Layout element annotations —
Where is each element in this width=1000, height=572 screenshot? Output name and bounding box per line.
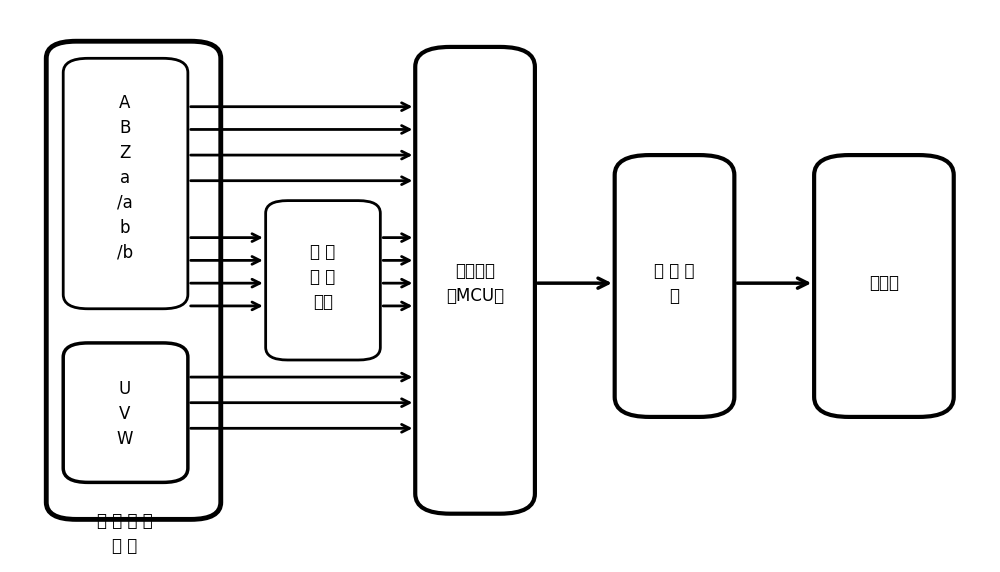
Text: 光 电 接 收
系 统: 光 电 接 收 系 统 [97,512,153,555]
Text: 总 线 接
口: 总 线 接 口 [654,261,695,305]
FancyBboxPatch shape [63,343,188,482]
FancyBboxPatch shape [46,41,221,519]
FancyBboxPatch shape [266,201,380,360]
Text: A
B
Z
a
/a
b
/b: A B Z a /a b /b [117,94,133,262]
FancyBboxPatch shape [814,155,954,417]
FancyBboxPatch shape [615,155,734,417]
Text: 用户端: 用户端 [869,274,899,292]
Text: 微处理器
（MCU）: 微处理器 （MCU） [446,261,504,305]
FancyBboxPatch shape [415,47,535,514]
Text: 模 拟
信 号
处理: 模 拟 信 号 处理 [310,244,336,312]
FancyBboxPatch shape [63,58,188,309]
Text: U
V
W: U V W [117,380,133,448]
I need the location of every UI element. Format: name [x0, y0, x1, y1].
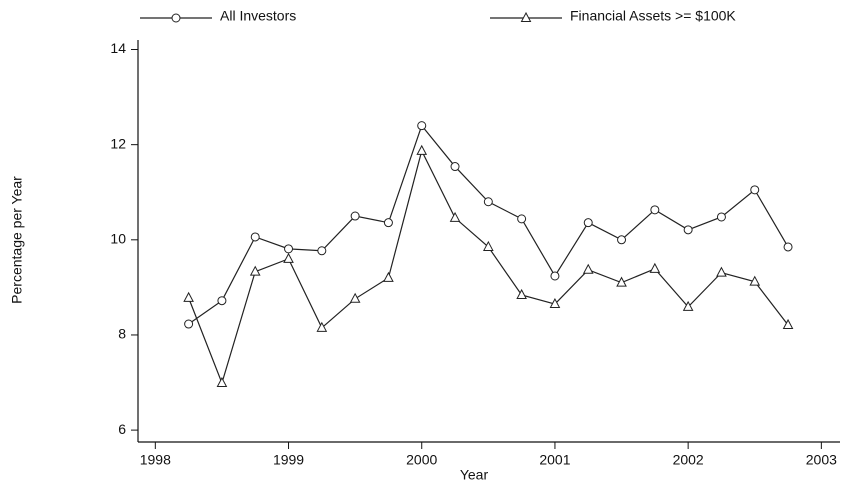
y-tick-label: 8: [118, 326, 126, 342]
marker: [650, 205, 660, 215]
marker: [783, 242, 793, 252]
marker: [249, 265, 261, 276]
marker: [383, 218, 393, 228]
x-tick-label: 2003: [806, 452, 837, 468]
y-axis-title: Percentage per Year: [9, 176, 25, 304]
x-tick-label: 2001: [539, 452, 570, 468]
series-line: [188, 149, 789, 385]
marker: [616, 276, 627, 287]
marker: [250, 232, 260, 242]
marker: [317, 246, 327, 256]
legend-label: All Investors: [220, 8, 296, 24]
marker: [716, 212, 726, 222]
marker: [283, 252, 294, 263]
y-tick-label: 10: [110, 231, 126, 247]
x-tick-label: 2002: [673, 452, 704, 468]
marker: [216, 376, 228, 388]
marker: [417, 121, 427, 131]
marker: [682, 300, 694, 311]
y-tick-label: 14: [110, 40, 126, 56]
x-tick-label: 1999: [273, 452, 304, 468]
marker: [416, 144, 428, 155]
legend-label: Financial Assets >= $100K: [570, 8, 736, 24]
marker: [284, 244, 294, 254]
marker: [483, 197, 493, 207]
marker: [450, 162, 460, 172]
marker: [449, 211, 461, 222]
marker: [549, 297, 561, 309]
x-axis-title: Year: [460, 467, 489, 483]
marker: [350, 211, 360, 221]
marker: [516, 288, 527, 299]
marker: [749, 275, 761, 286]
marker: [183, 291, 194, 302]
marker: [583, 218, 593, 228]
marker: [782, 318, 794, 329]
marker: [184, 319, 194, 329]
x-tick-label: 2000: [406, 452, 437, 468]
y-tick-label: 6: [118, 421, 126, 437]
marker: [316, 321, 328, 332]
marker: [649, 262, 661, 273]
series-line: [188, 124, 789, 325]
marker: [750, 185, 760, 195]
x-tick-label: 1998: [140, 452, 171, 468]
marker: [520, 11, 532, 22]
marker: [716, 266, 727, 277]
marker: [517, 214, 527, 224]
marker: [483, 240, 494, 251]
marker: [617, 235, 627, 245]
marker: [349, 292, 361, 303]
marker: [383, 271, 394, 282]
marker: [683, 225, 693, 235]
marker: [171, 13, 181, 23]
marker: [582, 263, 594, 274]
y-tick-label: 12: [110, 135, 126, 151]
marker: [550, 271, 560, 281]
marker: [217, 296, 227, 306]
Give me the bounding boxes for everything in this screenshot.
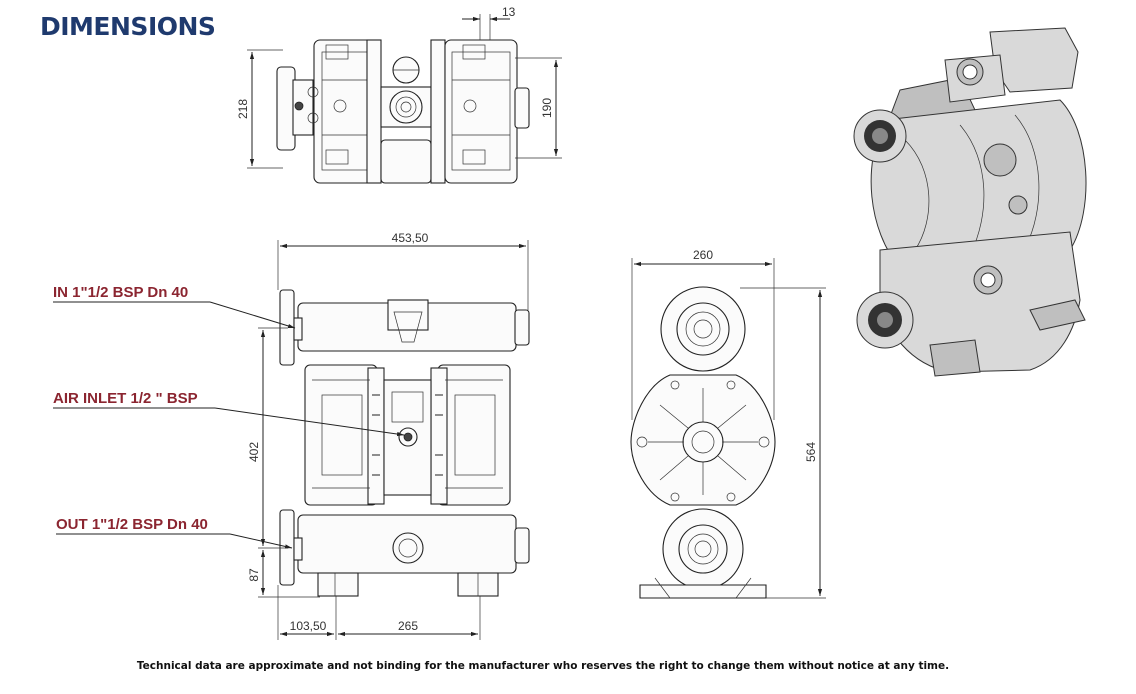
isometric-view [853, 27, 1087, 377]
dim-453-50: 453,50 [392, 231, 429, 245]
callout-outlet: OUT 1"1/2 BSP Dn 40 [56, 516, 208, 533]
callout-air-inlet: AIR INLET 1/2 " BSP [53, 390, 198, 407]
dim-103-50: 103,50 [290, 619, 327, 633]
dim-260: 260 [693, 248, 713, 262]
dim-190: 190 [540, 98, 554, 118]
dim-402: 402 [247, 442, 261, 462]
disclaimer-note: Technical data are approximate and not b… [136, 660, 950, 672]
callouts: IN 1"1/2 BSP Dn 40 AIR INLET 1/2 " BSP O… [53, 284, 405, 549]
dim-218: 218 [236, 99, 250, 119]
top-view: 218 190 13 [236, 5, 562, 184]
front-view: 453,50 402 87 103,50 265 [247, 231, 530, 640]
page-title: DIMENSIONS [40, 12, 216, 41]
dim-564: 564 [804, 442, 818, 462]
dim-87: 87 [247, 568, 261, 582]
side-view: 260 564 [630, 248, 826, 599]
callout-inlet: IN 1"1/2 BSP Dn 40 [53, 284, 188, 301]
dim-13: 13 [502, 5, 516, 19]
dim-265: 265 [398, 619, 418, 633]
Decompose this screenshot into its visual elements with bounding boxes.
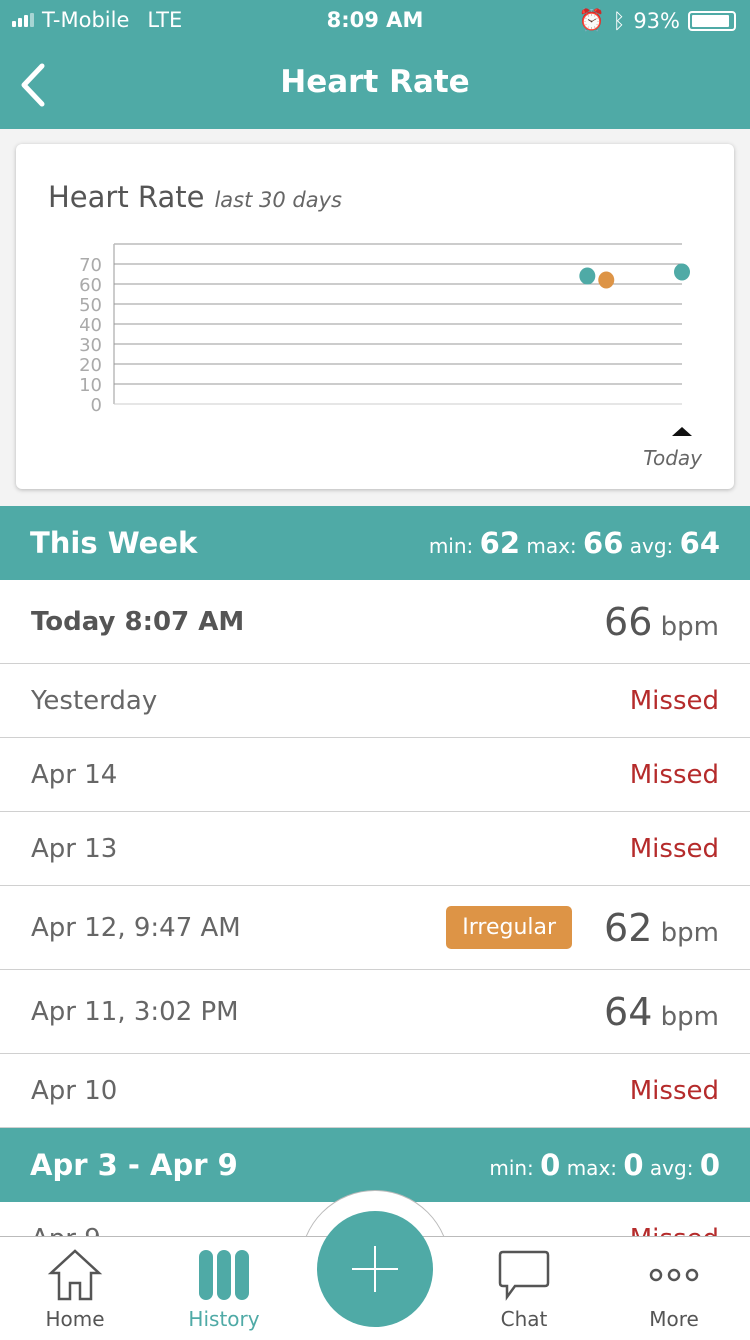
reading-date: Apr 11, 3:02 PM [31,996,239,1027]
carrier: T-Mobile [42,8,130,32]
week-stats: min: 0 max: 0 avg: 0 [489,1148,720,1182]
alarm-icon: ⏰ [578,8,605,32]
bpm-value: 62 bpm [604,905,719,950]
network: LTE [147,8,183,32]
y-tick-label: 40 [79,315,102,336]
week-title: This Week [30,526,198,560]
week-header: Apr 3 - Apr 9 min: 0 max: 0 avg: 0 [0,1128,750,1202]
week-title: Apr 3 - Apr 9 [30,1148,238,1182]
header: T-Mobile LTE 8:09 AM ⏰ ᛒ 93% Heart Rate [0,0,750,129]
plus-icon [352,1246,398,1292]
missed-status: Missed [629,759,719,790]
reading-row[interactable]: Apr 14 Missed [0,738,750,812]
chart-title: Heart Rate [48,180,205,214]
today-label: Today [643,446,703,470]
reading-row[interactable]: Apr 12, 9:47 AM Irregular 62 bpm [0,886,750,970]
status-bar: T-Mobile LTE 8:09 AM ⏰ ᛒ 93% [0,0,750,40]
tab-home[interactable]: Home [15,1249,135,1331]
reading-row[interactable]: Apr 13 Missed [0,812,750,886]
y-tick-label: 30 [79,335,102,356]
tab-chat[interactable]: Chat [464,1249,584,1331]
reading-date: Apr 14 [31,759,118,790]
reading-row[interactable]: Today 8:07 AM 66 bpm [0,580,750,664]
week-stats: min: 62 max: 66 avg: 64 [428,526,720,560]
y-tick-label: 60 [79,275,102,296]
tab-label: Home [45,1307,105,1331]
tab-more[interactable]: More [614,1249,734,1331]
missed-status: Missed [629,1075,719,1106]
missed-status: Missed [629,685,719,716]
tab-history[interactable]: History [164,1249,284,1331]
bluetooth-icon: ᛒ [612,8,626,33]
y-tick-label: 50 [79,295,102,316]
reading-date: Apr 10 [31,1075,118,1106]
chart-subtitle: last 30 days [214,188,342,212]
battery-percent: 93% [633,8,680,33]
irregular-badge: Irregular [446,906,573,949]
home-icon [47,1249,103,1301]
history-icon [199,1250,249,1300]
tab-label: More [649,1307,699,1331]
missed-status: Missed [629,833,719,864]
data-point [579,267,596,285]
back-button[interactable] [18,62,58,108]
data-point [598,271,615,289]
reading-date: Apr 13 [31,833,118,864]
add-reading-button[interactable] [317,1211,433,1327]
tab-label: History [188,1307,260,1331]
heart-rate-chart-card: 0 10 20 30 40 50 60 70 Today Heart Rate last 30 d… [16,144,734,489]
reading-row[interactable]: Yesterday Missed [0,664,750,738]
more-icon [649,1268,699,1282]
battery-icon [688,10,736,31]
bpm-value: 64 bpm [604,989,719,1034]
signal-icon [12,13,34,27]
week-header: This Week min: 62 max: 66 avg: 64 [0,506,750,580]
page-title: Heart Rate [280,64,470,100]
chat-icon [498,1250,550,1301]
bpm-value: 66 bpm [604,599,719,644]
y-tick-label: 0 [91,395,102,416]
data-point [674,263,690,281]
today-marker-icon [672,427,692,436]
y-tick-label: 10 [79,375,102,396]
reading-row[interactable]: Apr 11, 3:02 PM 64 bpm [0,970,750,1054]
reading-date: Yesterday [31,685,158,716]
reading-row[interactable]: Apr 10 Missed [0,1054,750,1128]
reading-date: Today 8:07 AM [31,606,245,637]
clock: 8:09 AM [326,8,424,32]
y-tick-label: 70 [79,255,102,276]
reading-date: Apr 12, 9:47 AM [31,912,241,943]
tab-label: Chat [500,1307,548,1331]
y-tick-label: 20 [79,355,102,376]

Objective — Can you output, unchanged, the lines of the listing above, beginning with the line that contains "isometric-view [853, 27, 1087, 377]" and continuing through the line that contains "dim-190: 190 [540, 98, 554, 118]", with both of those lines included?

Exercise result —
isometric-view [853, 27, 1087, 377]
dim-453-50: 453,50 [392, 231, 429, 245]
callout-outlet: OUT 1"1/2 BSP Dn 40 [56, 516, 208, 533]
callout-air-inlet: AIR INLET 1/2 " BSP [53, 390, 198, 407]
dim-103-50: 103,50 [290, 619, 327, 633]
dim-260: 260 [693, 248, 713, 262]
dim-190: 190 [540, 98, 554, 118]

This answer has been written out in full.